DESCRIPTION OF THE TASK: Using the records below, report how many lines hold "sexo", with no extra text.

-- Start --

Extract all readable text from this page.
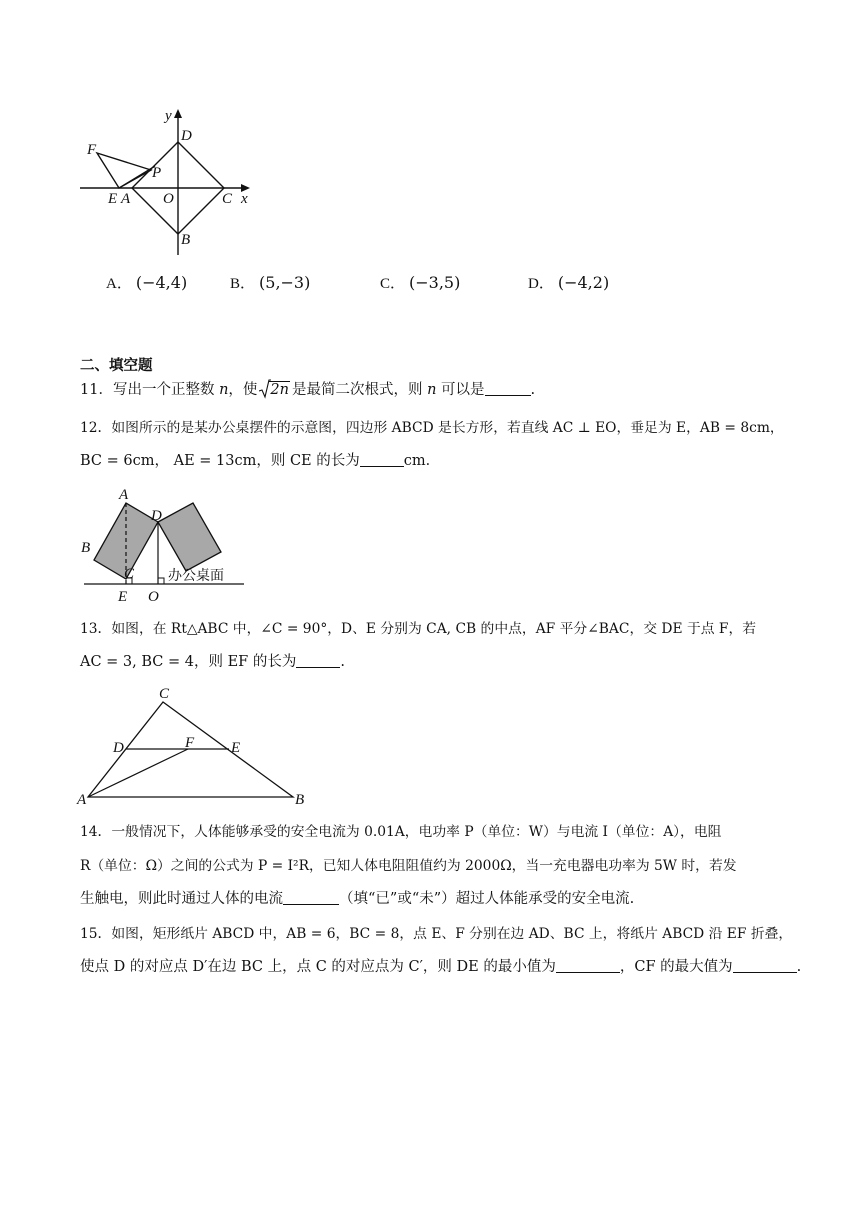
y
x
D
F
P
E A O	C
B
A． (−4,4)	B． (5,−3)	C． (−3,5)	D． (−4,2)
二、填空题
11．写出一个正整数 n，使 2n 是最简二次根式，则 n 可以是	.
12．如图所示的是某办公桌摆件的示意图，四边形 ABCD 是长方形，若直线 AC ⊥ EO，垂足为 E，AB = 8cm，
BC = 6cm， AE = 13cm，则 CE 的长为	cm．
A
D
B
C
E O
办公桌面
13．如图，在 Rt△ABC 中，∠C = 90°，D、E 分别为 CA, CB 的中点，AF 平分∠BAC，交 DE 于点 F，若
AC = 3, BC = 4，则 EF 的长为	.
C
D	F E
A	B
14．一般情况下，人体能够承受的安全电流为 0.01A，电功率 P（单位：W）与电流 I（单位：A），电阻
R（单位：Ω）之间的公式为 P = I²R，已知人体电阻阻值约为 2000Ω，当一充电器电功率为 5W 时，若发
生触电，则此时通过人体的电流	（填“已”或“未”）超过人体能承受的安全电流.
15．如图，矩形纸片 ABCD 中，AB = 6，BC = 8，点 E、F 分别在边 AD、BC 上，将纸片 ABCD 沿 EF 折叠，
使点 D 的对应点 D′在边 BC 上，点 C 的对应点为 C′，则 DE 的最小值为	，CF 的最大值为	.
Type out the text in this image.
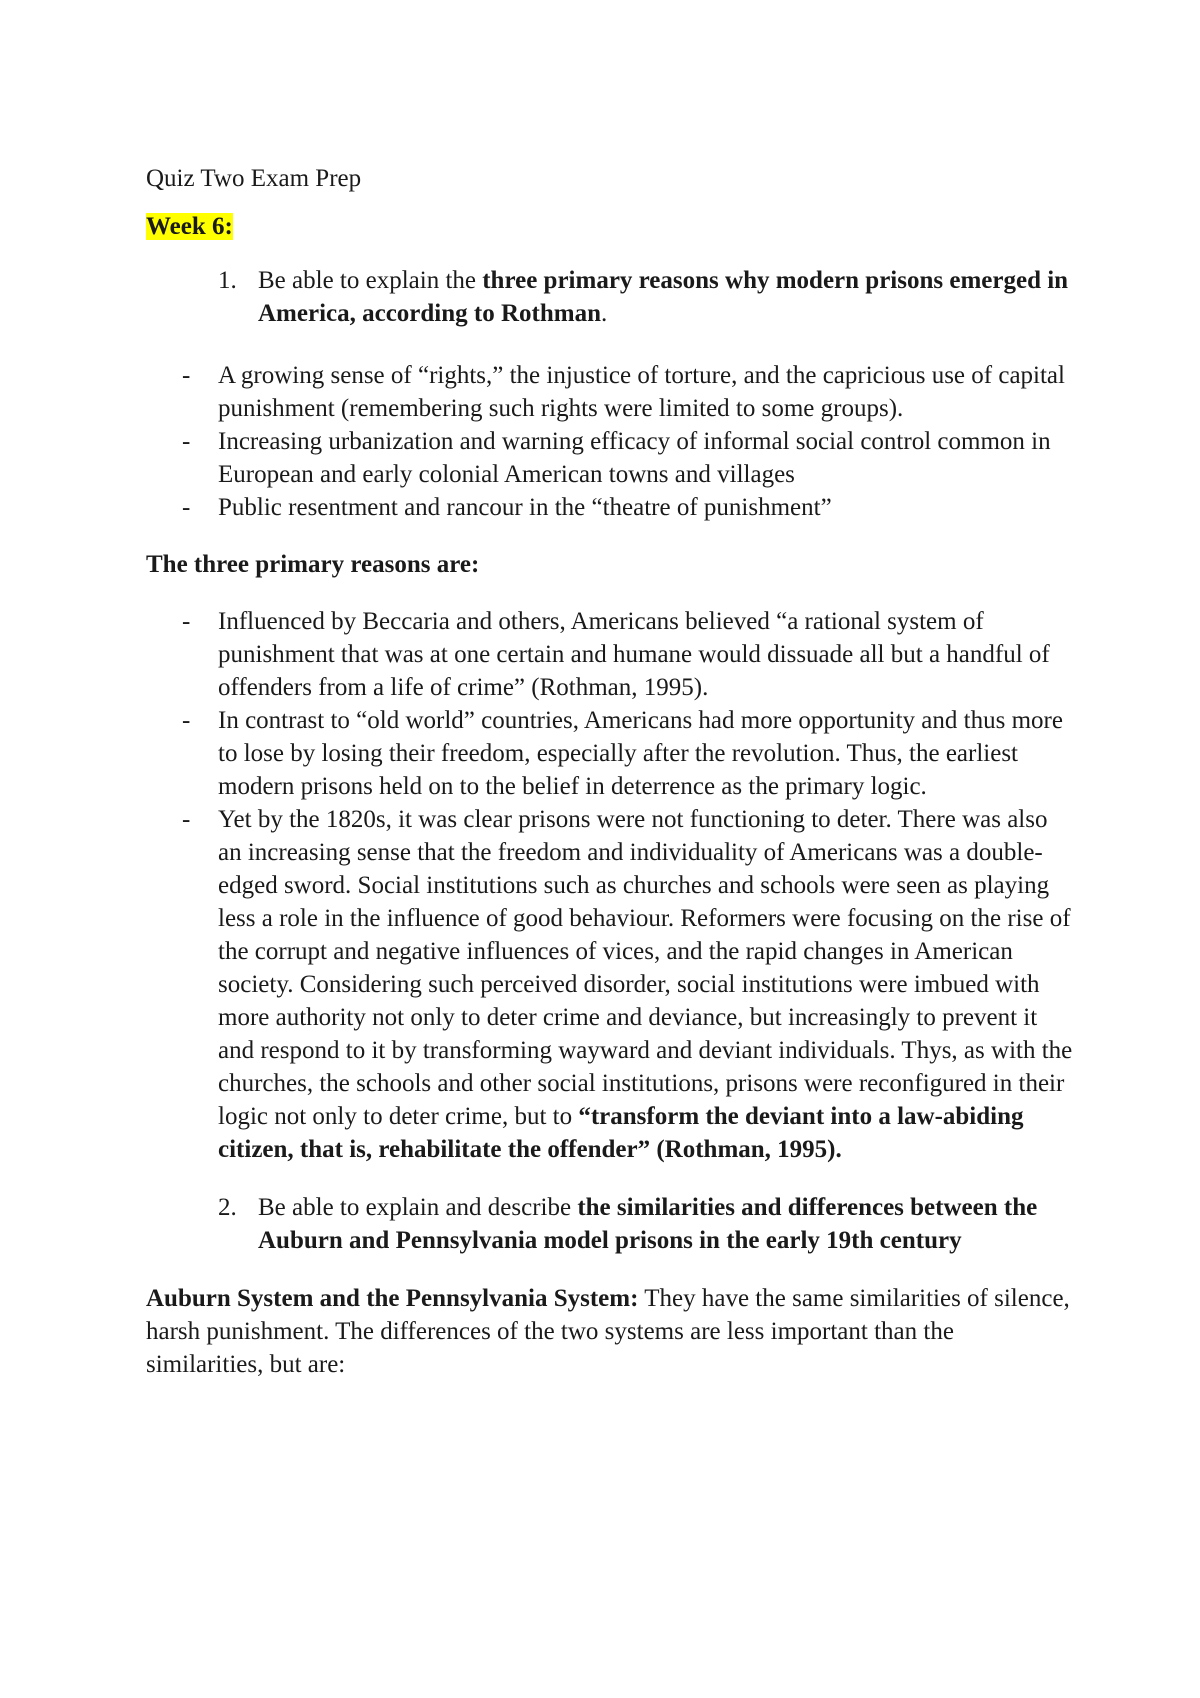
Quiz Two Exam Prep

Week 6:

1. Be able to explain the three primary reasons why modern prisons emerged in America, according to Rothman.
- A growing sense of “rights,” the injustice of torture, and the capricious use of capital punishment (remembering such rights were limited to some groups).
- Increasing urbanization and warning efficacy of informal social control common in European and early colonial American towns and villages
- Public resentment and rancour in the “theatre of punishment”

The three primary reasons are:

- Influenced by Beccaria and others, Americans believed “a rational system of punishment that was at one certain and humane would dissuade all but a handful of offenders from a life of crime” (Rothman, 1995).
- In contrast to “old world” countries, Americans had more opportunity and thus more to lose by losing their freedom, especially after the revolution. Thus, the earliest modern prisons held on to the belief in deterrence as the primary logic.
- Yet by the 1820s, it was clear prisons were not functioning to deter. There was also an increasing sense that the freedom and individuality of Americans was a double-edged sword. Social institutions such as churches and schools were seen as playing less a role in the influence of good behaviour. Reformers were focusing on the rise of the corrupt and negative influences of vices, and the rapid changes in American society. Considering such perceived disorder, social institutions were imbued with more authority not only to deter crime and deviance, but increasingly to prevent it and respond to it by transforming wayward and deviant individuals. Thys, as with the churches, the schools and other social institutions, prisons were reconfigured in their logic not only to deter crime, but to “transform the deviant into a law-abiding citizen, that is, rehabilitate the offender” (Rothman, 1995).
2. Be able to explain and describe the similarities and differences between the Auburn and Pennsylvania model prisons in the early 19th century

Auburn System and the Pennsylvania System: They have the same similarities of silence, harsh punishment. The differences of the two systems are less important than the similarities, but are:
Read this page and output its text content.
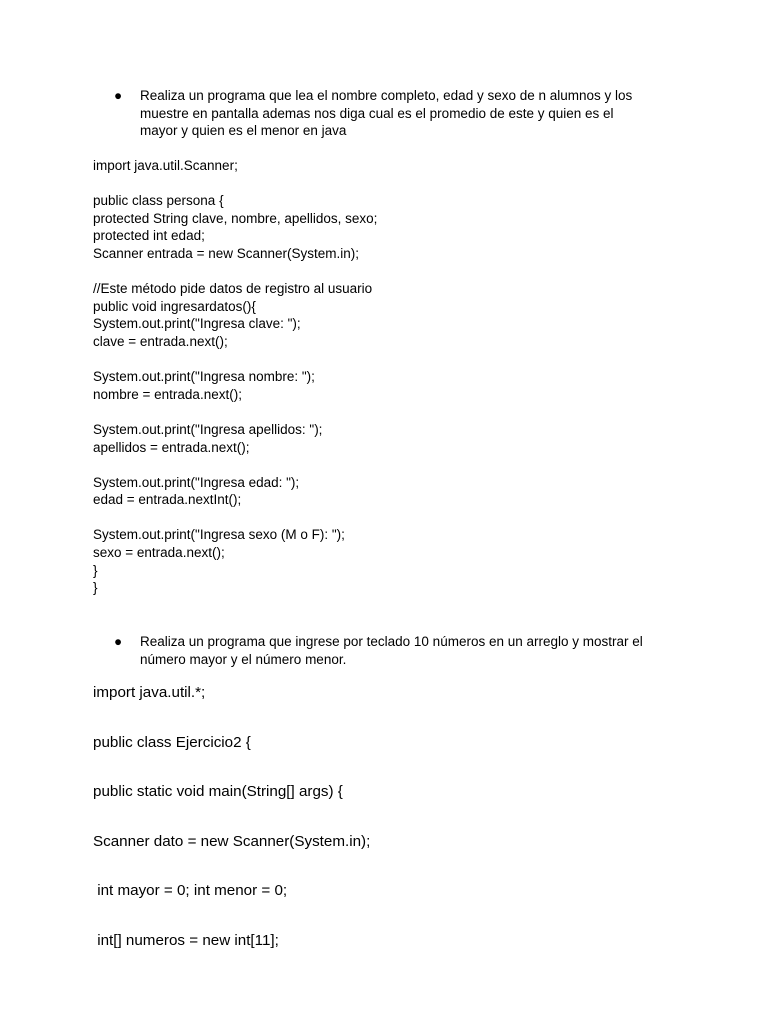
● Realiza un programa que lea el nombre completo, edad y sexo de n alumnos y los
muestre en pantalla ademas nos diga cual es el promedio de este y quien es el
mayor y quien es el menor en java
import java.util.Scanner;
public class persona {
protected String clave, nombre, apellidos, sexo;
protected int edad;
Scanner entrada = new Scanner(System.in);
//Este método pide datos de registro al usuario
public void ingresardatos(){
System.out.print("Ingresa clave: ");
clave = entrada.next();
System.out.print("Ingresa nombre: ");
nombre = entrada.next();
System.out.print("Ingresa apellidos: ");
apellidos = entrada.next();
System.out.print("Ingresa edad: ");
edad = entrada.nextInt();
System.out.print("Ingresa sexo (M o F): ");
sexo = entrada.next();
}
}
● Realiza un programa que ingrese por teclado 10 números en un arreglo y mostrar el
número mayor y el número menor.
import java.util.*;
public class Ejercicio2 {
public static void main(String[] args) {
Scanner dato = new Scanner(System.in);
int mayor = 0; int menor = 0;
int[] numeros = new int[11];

-- End --

RESPONSE TO THE TASK: 4